◆ **WORK REQUIRED**: Every line below that contains "государственными" is to be copied.

◆ **PROVIDED RECORDS**:

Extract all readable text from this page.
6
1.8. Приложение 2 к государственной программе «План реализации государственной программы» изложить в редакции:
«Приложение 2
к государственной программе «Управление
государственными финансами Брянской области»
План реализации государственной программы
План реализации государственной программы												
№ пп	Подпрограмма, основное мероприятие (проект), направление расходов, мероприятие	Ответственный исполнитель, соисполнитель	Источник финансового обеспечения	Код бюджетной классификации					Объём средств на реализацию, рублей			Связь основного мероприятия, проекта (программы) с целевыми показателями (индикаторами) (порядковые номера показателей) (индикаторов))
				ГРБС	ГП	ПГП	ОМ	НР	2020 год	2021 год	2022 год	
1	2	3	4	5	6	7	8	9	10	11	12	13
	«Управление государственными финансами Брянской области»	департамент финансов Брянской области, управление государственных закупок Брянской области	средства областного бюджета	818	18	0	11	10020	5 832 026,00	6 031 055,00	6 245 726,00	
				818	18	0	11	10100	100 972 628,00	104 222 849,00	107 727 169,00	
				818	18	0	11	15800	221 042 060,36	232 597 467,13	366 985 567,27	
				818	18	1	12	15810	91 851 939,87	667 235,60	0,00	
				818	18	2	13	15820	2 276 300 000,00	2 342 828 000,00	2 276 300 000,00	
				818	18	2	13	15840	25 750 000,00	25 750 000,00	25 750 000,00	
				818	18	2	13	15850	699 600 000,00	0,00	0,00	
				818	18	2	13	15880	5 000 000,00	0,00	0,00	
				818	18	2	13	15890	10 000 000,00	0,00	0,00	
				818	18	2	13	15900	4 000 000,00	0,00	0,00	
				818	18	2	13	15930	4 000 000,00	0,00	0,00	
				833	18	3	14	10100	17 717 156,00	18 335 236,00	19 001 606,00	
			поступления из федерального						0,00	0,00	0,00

◆ **THE RESULT**:
государственными финансами Брянской области»
	«Управление государственными финансами Брянской области»	департамент финансов Брянской области, управление государственных закупок Брянской области	средства областного бюджета	818	18	0	11	10020	5 832 026,00	6 031 055,00	6 245 726,00	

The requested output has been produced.